• Short task
Copy out every line that contains "SRMTID".

━━━━━━

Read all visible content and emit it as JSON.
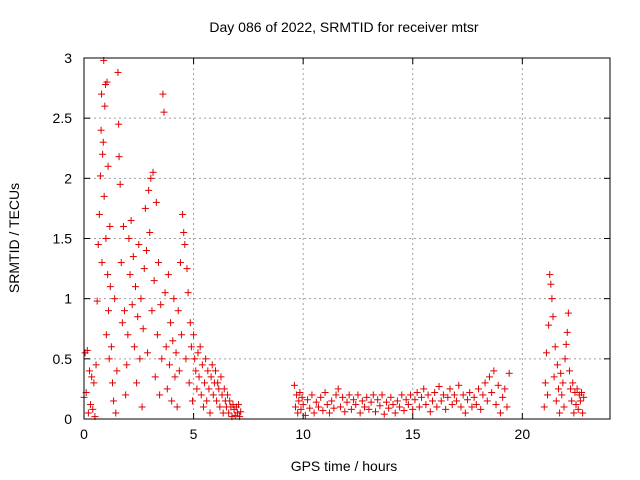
{
  "chart_data": {
    "type": "scatter",
    "title": "Day 086 of 2022, SRMTID for receiver mtsr",
    "xlabel": "GPS time / hours",
    "ylabel": "SRMTID / TECUs",
    "xlim": [
      0,
      24
    ],
    "ylim": [
      0,
      3
    ],
    "xticks": [
      "0",
      "5",
      "10",
      "15",
      "20"
    ],
    "yticks": [
      "0",
      "0.5",
      "1",
      "1.5",
      "2",
      "2.5",
      "3"
    ],
    "grid": true,
    "marker": "plus",
    "color": "#e00000",
    "points": [
      [
        0.0,
        0.18
      ],
      [
        0.05,
        0.55
      ],
      [
        0.1,
        0.22
      ],
      [
        0.15,
        0.57
      ],
      [
        0.2,
        0.05
      ],
      [
        0.25,
        0.4
      ],
      [
        0.3,
        0.12
      ],
      [
        0.35,
        0.35
      ],
      [
        0.4,
        0.08
      ],
      [
        0.45,
        0.3
      ],
      [
        0.5,
        0.02
      ],
      [
        0.55,
        0.45
      ],
      [
        0.6,
        0.98
      ],
      [
        0.65,
        1.45
      ],
      [
        0.7,
        1.7
      ],
      [
        0.75,
        2.02
      ],
      [
        0.78,
        2.4
      ],
      [
        0.8,
        2.7
      ],
      [
        0.82,
        1.3
      ],
      [
        0.85,
        2.2
      ],
      [
        0.88,
        2.3
      ],
      [
        0.9,
        2.98
      ],
      [
        0.92,
        1.85
      ],
      [
        0.95,
        2.6
      ],
      [
        0.98,
        2.78
      ],
      [
        1.0,
        1.5
      ],
      [
        1.02,
        0.7
      ],
      [
        1.05,
        2.8
      ],
      [
        1.08,
        1.2
      ],
      [
        1.1,
        2.1
      ],
      [
        1.12,
        0.9
      ],
      [
        1.15,
        0.5
      ],
      [
        1.18,
        1.6
      ],
      [
        1.2,
        1.1
      ],
      [
        1.25,
        0.6
      ],
      [
        1.3,
        0.3
      ],
      [
        1.35,
        0.15
      ],
      [
        1.4,
        1.0
      ],
      [
        1.45,
        0.05
      ],
      [
        1.5,
        0.4
      ],
      [
        1.55,
        2.88
      ],
      [
        1.58,
        2.45
      ],
      [
        1.6,
        2.18
      ],
      [
        1.65,
        1.95
      ],
      [
        1.7,
        1.3
      ],
      [
        1.75,
        0.8
      ],
      [
        1.8,
        1.6
      ],
      [
        1.85,
        0.9
      ],
      [
        1.9,
        0.2
      ],
      [
        1.95,
        0.45
      ],
      [
        2.0,
        0.7
      ],
      [
        2.05,
        1.5
      ],
      [
        2.1,
        1.2
      ],
      [
        2.15,
        1.65
      ],
      [
        2.2,
        0.95
      ],
      [
        2.25,
        1.35
      ],
      [
        2.3,
        0.6
      ],
      [
        2.35,
        1.1
      ],
      [
        2.4,
        0.3
      ],
      [
        2.45,
        0.85
      ],
      [
        2.5,
        1.45
      ],
      [
        2.55,
        0.5
      ],
      [
        2.6,
        1.0
      ],
      [
        2.65,
        0.1
      ],
      [
        2.7,
        0.75
      ],
      [
        2.75,
        1.25
      ],
      [
        2.8,
        1.75
      ],
      [
        2.85,
        1.4
      ],
      [
        2.9,
        0.55
      ],
      [
        2.95,
        1.9
      ],
      [
        3.0,
        1.55
      ],
      [
        3.05,
        2.0
      ],
      [
        3.1,
        0.9
      ],
      [
        3.15,
        2.05
      ],
      [
        3.2,
        1.15
      ],
      [
        3.25,
        0.35
      ],
      [
        3.3,
        1.8
      ],
      [
        3.35,
        0.7
      ],
      [
        3.4,
        1.3
      ],
      [
        3.45,
        0.2
      ],
      [
        3.5,
        0.95
      ],
      [
        3.55,
        0.5
      ],
      [
        3.6,
        2.7
      ],
      [
        3.65,
        2.55
      ],
      [
        3.7,
        1.05
      ],
      [
        3.75,
        0.6
      ],
      [
        3.8,
        0.25
      ],
      [
        3.85,
        1.2
      ],
      [
        3.9,
        0.45
      ],
      [
        3.95,
        0.8
      ],
      [
        4.0,
        0.15
      ],
      [
        4.05,
        0.65
      ],
      [
        4.1,
        1.0
      ],
      [
        4.15,
        0.35
      ],
      [
        4.2,
        0.55
      ],
      [
        4.25,
        0.1
      ],
      [
        4.3,
        0.9
      ],
      [
        4.35,
        0.4
      ],
      [
        4.4,
        1.3
      ],
      [
        4.45,
        0.7
      ],
      [
        4.5,
        1.7
      ],
      [
        4.55,
        1.55
      ],
      [
        4.6,
        1.45
      ],
      [
        4.65,
        0.5
      ],
      [
        4.7,
        1.25
      ],
      [
        4.75,
        1.05
      ],
      [
        4.8,
        0.3
      ],
      [
        4.85,
        0.8
      ],
      [
        4.9,
        0.6
      ],
      [
        4.95,
        0.15
      ],
      [
        5.0,
        0.7
      ],
      [
        5.05,
        0.5
      ],
      [
        5.1,
        0.4
      ],
      [
        5.15,
        0.25
      ],
      [
        5.2,
        0.55
      ],
      [
        5.25,
        0.35
      ],
      [
        5.3,
        0.6
      ],
      [
        5.35,
        0.2
      ],
      [
        5.4,
        0.45
      ],
      [
        5.45,
        0.1
      ],
      [
        5.5,
        0.3
      ],
      [
        5.55,
        0.5
      ],
      [
        5.6,
        0.15
      ],
      [
        5.65,
        0.4
      ],
      [
        5.7,
        0.25
      ],
      [
        5.75,
        0.05
      ],
      [
        5.8,
        0.35
      ],
      [
        5.85,
        0.45
      ],
      [
        5.9,
        0.2
      ],
      [
        5.95,
        0.3
      ],
      [
        6.0,
        0.4
      ],
      [
        6.05,
        0.15
      ],
      [
        6.1,
        0.3
      ],
      [
        6.15,
        0.25
      ],
      [
        6.2,
        0.1
      ],
      [
        6.25,
        0.35
      ],
      [
        6.3,
        0.2
      ],
      [
        6.35,
        0.05
      ],
      [
        6.4,
        0.25
      ],
      [
        6.45,
        0.15
      ],
      [
        6.5,
        0.1
      ],
      [
        6.55,
        0.2
      ],
      [
        6.6,
        0.05
      ],
      [
        6.65,
        0.15
      ],
      [
        6.7,
        0.1
      ],
      [
        6.75,
        0.02
      ],
      [
        6.8,
        0.12
      ],
      [
        6.85,
        0.08
      ],
      [
        6.9,
        0.03
      ],
      [
        6.95,
        0.1
      ],
      [
        7.0,
        0.05
      ],
      [
        7.05,
        0.12
      ],
      [
        7.1,
        0.02
      ],
      [
        7.15,
        0.06
      ],
      [
        9.6,
        0.28
      ],
      [
        9.65,
        0.1
      ],
      [
        9.7,
        0.2
      ],
      [
        9.75,
        0.05
      ],
      [
        9.8,
        0.15
      ],
      [
        9.85,
        0.22
      ],
      [
        9.9,
        0.08
      ],
      [
        9.95,
        0.18
      ],
      [
        10.0,
        0.12
      ],
      [
        10.1,
        0.03
      ],
      [
        10.2,
        0.16
      ],
      [
        10.3,
        0.09
      ],
      [
        10.4,
        0.2
      ],
      [
        10.5,
        0.05
      ],
      [
        10.6,
        0.14
      ],
      [
        10.7,
        0.1
      ],
      [
        10.8,
        0.18
      ],
      [
        10.9,
        0.07
      ],
      [
        11.0,
        0.22
      ],
      [
        11.1,
        0.12
      ],
      [
        11.2,
        0.05
      ],
      [
        11.3,
        0.15
      ],
      [
        11.4,
        0.09
      ],
      [
        11.5,
        0.2
      ],
      [
        11.6,
        0.25
      ],
      [
        11.7,
        0.1
      ],
      [
        11.8,
        0.18
      ],
      [
        11.9,
        0.06
      ],
      [
        12.0,
        0.14
      ],
      [
        12.1,
        0.2
      ],
      [
        12.2,
        0.08
      ],
      [
        12.3,
        0.16
      ],
      [
        12.4,
        0.12
      ],
      [
        12.5,
        0.2
      ],
      [
        12.6,
        0.05
      ],
      [
        12.7,
        0.15
      ],
      [
        12.8,
        0.1
      ],
      [
        12.9,
        0.18
      ],
      [
        13.0,
        0.08
      ],
      [
        13.1,
        0.14
      ],
      [
        13.2,
        0.2
      ],
      [
        13.3,
        0.06
      ],
      [
        13.4,
        0.16
      ],
      [
        13.5,
        0.11
      ],
      [
        13.6,
        0.2
      ],
      [
        13.7,
        0.04
      ],
      [
        13.8,
        0.14
      ],
      [
        13.9,
        0.09
      ],
      [
        14.0,
        0.18
      ],
      [
        14.1,
        0.12
      ],
      [
        14.2,
        0.05
      ],
      [
        14.3,
        0.15
      ],
      [
        14.4,
        0.1
      ],
      [
        14.5,
        0.2
      ],
      [
        14.6,
        0.07
      ],
      [
        14.7,
        0.16
      ],
      [
        14.8,
        0.12
      ],
      [
        14.9,
        0.2
      ],
      [
        15.0,
        0.08
      ],
      [
        15.1,
        0.16
      ],
      [
        15.2,
        0.22
      ],
      [
        15.3,
        0.1
      ],
      [
        15.4,
        0.18
      ],
      [
        15.5,
        0.25
      ],
      [
        15.6,
        0.12
      ],
      [
        15.7,
        0.2
      ],
      [
        15.8,
        0.06
      ],
      [
        15.9,
        0.15
      ],
      [
        16.0,
        0.22
      ],
      [
        16.1,
        0.1
      ],
      [
        16.2,
        0.27
      ],
      [
        16.3,
        0.15
      ],
      [
        16.4,
        0.2
      ],
      [
        16.5,
        0.08
      ],
      [
        16.6,
        0.18
      ],
      [
        16.7,
        0.25
      ],
      [
        16.8,
        0.12
      ],
      [
        16.9,
        0.2
      ],
      [
        17.0,
        0.15
      ],
      [
        17.1,
        0.28
      ],
      [
        17.2,
        0.1
      ],
      [
        17.3,
        0.2
      ],
      [
        17.4,
        0.05
      ],
      [
        17.5,
        0.16
      ],
      [
        17.6,
        0.22
      ],
      [
        17.7,
        0.1
      ],
      [
        17.8,
        0.18
      ],
      [
        17.9,
        0.12
      ],
      [
        18.0,
        0.25
      ],
      [
        18.1,
        0.08
      ],
      [
        18.2,
        0.2
      ],
      [
        18.3,
        0.3
      ],
      [
        18.4,
        0.15
      ],
      [
        18.5,
        0.35
      ],
      [
        18.6,
        0.22
      ],
      [
        18.7,
        0.4
      ],
      [
        18.8,
        0.12
      ],
      [
        18.9,
        0.28
      ],
      [
        19.0,
        0.05
      ],
      [
        19.1,
        0.18
      ],
      [
        19.2,
        0.25
      ],
      [
        19.3,
        0.1
      ],
      [
        19.4,
        0.38
      ],
      [
        21.0,
        0.1
      ],
      [
        21.05,
        0.3
      ],
      [
        21.1,
        0.55
      ],
      [
        21.15,
        0.2
      ],
      [
        21.2,
        0.78
      ],
      [
        21.25,
        1.2
      ],
      [
        21.3,
        1.12
      ],
      [
        21.35,
        1.0
      ],
      [
        21.4,
        0.85
      ],
      [
        21.45,
        0.35
      ],
      [
        21.5,
        0.6
      ],
      [
        21.55,
        0.15
      ],
      [
        21.6,
        0.45
      ],
      [
        21.65,
        0.25
      ],
      [
        21.7,
        0.05
      ],
      [
        21.75,
        0.38
      ],
      [
        21.8,
        0.2
      ],
      [
        21.85,
        0.3
      ],
      [
        21.9,
        0.1
      ],
      [
        21.95,
        0.5
      ],
      [
        22.0,
        0.62
      ],
      [
        22.05,
        0.72
      ],
      [
        22.1,
        0.88
      ],
      [
        22.15,
        0.4
      ],
      [
        22.2,
        0.25
      ],
      [
        22.25,
        0.15
      ],
      [
        22.3,
        0.3
      ],
      [
        22.35,
        0.05
      ],
      [
        22.4,
        0.22
      ],
      [
        22.45,
        0.12
      ],
      [
        22.5,
        0.25
      ],
      [
        22.55,
        0.08
      ],
      [
        22.6,
        0.2
      ],
      [
        22.65,
        0.15
      ],
      [
        22.7,
        0.22
      ],
      [
        22.75,
        0.05
      ],
      [
        22.8,
        0.18
      ]
    ]
  }
}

━━━━━━

• Exercise result
    "title": "Day 086 of 2022, SRMTID for receiver mtsr",
    "ylabel": "SRMTID / TECUs",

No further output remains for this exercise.